### Source data
========

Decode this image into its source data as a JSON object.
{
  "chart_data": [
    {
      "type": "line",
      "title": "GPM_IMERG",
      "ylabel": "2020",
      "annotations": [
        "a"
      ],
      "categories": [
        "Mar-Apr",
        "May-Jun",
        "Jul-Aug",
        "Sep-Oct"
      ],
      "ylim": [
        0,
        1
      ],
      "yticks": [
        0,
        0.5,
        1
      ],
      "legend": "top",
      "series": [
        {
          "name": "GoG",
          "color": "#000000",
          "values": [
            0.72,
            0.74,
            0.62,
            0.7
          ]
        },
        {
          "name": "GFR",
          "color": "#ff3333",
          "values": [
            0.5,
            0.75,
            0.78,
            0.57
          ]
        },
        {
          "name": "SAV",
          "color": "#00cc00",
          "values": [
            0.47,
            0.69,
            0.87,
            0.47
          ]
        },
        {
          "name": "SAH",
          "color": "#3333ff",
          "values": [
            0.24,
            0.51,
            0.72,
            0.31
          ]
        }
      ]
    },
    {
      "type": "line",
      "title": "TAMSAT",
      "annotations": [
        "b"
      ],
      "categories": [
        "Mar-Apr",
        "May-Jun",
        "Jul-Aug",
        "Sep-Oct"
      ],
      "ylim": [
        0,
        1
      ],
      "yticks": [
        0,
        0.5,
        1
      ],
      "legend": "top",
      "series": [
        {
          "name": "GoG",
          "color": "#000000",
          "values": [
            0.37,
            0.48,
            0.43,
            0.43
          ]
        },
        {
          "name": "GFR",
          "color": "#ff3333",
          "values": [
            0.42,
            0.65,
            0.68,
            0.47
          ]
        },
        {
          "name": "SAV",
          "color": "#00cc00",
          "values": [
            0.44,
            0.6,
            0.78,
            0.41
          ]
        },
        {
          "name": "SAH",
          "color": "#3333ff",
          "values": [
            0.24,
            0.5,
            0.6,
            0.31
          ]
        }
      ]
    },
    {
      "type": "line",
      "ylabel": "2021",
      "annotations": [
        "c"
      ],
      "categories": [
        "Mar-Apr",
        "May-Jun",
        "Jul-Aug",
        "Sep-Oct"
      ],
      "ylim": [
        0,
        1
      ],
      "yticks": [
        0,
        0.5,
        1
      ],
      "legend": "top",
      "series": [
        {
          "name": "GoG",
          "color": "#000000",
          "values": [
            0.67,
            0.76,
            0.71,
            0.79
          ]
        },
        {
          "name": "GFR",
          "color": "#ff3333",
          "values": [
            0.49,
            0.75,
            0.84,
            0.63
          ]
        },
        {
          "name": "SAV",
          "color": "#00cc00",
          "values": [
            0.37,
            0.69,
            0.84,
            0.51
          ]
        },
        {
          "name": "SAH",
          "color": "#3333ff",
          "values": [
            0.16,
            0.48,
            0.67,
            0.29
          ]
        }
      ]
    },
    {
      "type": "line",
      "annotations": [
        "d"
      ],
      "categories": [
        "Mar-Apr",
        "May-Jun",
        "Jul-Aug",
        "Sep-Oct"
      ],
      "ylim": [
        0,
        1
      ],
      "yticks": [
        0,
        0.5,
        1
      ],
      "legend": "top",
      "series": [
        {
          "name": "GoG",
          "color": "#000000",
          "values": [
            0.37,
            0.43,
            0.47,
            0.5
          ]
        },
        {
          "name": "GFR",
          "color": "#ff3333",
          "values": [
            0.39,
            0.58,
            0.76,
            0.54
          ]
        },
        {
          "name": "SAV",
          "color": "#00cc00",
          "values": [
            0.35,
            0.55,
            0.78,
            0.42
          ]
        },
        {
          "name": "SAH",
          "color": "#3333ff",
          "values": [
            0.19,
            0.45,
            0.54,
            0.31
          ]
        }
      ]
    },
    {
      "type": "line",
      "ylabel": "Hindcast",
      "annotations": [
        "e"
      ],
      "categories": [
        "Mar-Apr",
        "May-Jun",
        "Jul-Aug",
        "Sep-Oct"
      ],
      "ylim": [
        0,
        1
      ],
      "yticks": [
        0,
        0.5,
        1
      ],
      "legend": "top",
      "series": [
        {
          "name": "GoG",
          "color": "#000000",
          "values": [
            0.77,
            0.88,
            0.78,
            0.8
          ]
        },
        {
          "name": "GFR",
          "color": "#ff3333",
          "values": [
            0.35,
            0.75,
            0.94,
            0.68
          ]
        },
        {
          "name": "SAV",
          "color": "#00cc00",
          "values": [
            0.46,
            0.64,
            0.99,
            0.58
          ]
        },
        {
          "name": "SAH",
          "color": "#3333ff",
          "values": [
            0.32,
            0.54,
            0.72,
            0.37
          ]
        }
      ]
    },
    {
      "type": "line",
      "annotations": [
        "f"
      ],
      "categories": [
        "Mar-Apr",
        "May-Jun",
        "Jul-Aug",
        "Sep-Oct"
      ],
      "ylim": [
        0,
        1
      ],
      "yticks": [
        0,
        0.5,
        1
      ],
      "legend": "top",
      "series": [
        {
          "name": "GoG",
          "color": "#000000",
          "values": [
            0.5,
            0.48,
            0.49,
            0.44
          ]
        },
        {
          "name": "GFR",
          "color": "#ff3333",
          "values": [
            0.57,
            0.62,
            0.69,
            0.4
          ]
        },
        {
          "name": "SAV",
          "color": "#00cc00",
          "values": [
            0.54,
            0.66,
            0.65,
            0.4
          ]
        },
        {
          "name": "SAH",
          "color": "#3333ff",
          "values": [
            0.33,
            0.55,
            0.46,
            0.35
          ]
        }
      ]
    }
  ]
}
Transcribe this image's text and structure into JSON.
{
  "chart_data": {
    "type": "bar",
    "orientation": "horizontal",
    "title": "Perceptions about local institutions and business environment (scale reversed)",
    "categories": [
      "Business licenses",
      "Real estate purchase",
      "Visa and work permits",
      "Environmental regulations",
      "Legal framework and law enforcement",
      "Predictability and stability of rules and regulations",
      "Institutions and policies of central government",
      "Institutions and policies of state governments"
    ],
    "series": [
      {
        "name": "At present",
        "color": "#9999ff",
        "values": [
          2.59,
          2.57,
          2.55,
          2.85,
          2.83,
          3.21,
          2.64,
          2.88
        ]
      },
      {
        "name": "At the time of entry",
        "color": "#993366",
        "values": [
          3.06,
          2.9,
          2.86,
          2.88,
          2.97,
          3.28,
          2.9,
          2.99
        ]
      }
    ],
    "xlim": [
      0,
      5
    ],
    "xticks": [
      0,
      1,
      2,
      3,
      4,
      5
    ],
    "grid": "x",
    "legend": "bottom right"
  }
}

========

### What you have to do
Find each line in the records holding the string "image" and show it.

### Task solution
Decode this image into its source data as a JSON object.
Transcribe this image's text and structure into JSON.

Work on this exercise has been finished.